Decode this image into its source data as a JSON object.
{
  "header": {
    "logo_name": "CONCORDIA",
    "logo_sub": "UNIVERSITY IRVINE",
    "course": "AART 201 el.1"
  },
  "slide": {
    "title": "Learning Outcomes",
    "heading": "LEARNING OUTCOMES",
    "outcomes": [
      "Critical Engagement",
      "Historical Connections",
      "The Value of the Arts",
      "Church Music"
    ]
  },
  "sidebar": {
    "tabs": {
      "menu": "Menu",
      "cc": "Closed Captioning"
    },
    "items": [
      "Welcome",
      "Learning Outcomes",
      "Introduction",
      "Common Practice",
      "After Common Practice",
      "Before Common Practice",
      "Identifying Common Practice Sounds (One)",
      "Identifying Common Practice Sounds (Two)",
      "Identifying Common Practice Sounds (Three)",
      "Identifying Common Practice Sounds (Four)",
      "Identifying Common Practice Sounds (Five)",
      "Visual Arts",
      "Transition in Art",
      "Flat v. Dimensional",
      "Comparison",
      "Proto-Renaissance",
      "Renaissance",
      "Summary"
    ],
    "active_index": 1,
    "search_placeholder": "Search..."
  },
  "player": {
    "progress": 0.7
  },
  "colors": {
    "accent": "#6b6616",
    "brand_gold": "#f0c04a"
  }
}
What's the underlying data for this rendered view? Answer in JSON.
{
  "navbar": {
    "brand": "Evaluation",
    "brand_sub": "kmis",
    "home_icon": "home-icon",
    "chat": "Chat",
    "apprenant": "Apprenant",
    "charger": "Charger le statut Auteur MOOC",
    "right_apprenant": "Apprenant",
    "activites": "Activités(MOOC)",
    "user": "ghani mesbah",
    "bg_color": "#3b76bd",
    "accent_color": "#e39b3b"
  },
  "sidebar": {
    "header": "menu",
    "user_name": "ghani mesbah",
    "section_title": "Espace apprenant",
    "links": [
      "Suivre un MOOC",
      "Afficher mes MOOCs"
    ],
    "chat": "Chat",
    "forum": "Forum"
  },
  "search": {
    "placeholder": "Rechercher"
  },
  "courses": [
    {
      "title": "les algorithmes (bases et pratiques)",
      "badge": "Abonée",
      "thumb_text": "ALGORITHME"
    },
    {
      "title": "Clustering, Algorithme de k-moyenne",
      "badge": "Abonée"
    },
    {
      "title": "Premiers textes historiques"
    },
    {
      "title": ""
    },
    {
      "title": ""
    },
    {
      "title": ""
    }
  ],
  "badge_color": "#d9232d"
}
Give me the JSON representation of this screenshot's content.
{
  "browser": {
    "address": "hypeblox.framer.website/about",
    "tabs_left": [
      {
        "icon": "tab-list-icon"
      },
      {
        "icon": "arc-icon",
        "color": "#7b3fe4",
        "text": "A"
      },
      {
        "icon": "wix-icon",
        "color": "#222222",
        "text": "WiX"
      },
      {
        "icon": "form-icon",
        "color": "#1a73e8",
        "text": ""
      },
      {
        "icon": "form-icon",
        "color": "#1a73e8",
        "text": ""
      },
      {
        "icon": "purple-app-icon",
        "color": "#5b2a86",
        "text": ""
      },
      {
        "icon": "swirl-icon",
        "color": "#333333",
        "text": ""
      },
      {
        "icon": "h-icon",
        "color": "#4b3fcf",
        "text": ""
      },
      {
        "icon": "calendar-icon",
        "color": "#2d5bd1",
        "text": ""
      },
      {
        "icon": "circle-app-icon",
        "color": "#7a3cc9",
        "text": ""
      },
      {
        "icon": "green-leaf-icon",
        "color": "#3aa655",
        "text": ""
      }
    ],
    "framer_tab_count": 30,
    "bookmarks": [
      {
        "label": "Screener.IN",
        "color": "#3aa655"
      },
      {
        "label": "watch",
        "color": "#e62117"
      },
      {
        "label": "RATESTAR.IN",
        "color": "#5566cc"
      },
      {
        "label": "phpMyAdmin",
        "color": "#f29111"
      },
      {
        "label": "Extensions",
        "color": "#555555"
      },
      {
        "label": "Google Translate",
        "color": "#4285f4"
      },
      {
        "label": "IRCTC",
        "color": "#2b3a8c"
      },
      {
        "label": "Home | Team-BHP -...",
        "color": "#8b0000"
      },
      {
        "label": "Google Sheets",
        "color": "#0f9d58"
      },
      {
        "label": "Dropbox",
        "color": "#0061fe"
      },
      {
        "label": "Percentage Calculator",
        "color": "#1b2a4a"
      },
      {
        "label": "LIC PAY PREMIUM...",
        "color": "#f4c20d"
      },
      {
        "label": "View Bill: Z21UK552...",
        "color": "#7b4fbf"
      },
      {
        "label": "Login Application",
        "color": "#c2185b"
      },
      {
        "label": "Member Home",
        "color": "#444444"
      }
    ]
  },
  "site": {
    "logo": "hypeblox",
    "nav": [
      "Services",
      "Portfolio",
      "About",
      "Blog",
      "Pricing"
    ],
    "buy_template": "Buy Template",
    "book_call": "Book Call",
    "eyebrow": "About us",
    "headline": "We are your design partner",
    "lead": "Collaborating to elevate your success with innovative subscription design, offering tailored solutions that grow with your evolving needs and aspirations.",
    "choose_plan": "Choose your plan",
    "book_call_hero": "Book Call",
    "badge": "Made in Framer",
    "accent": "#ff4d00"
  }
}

────────────────

What to do:
Say how many lines contain "Identifying", and give nothing but that number.

Final result:
5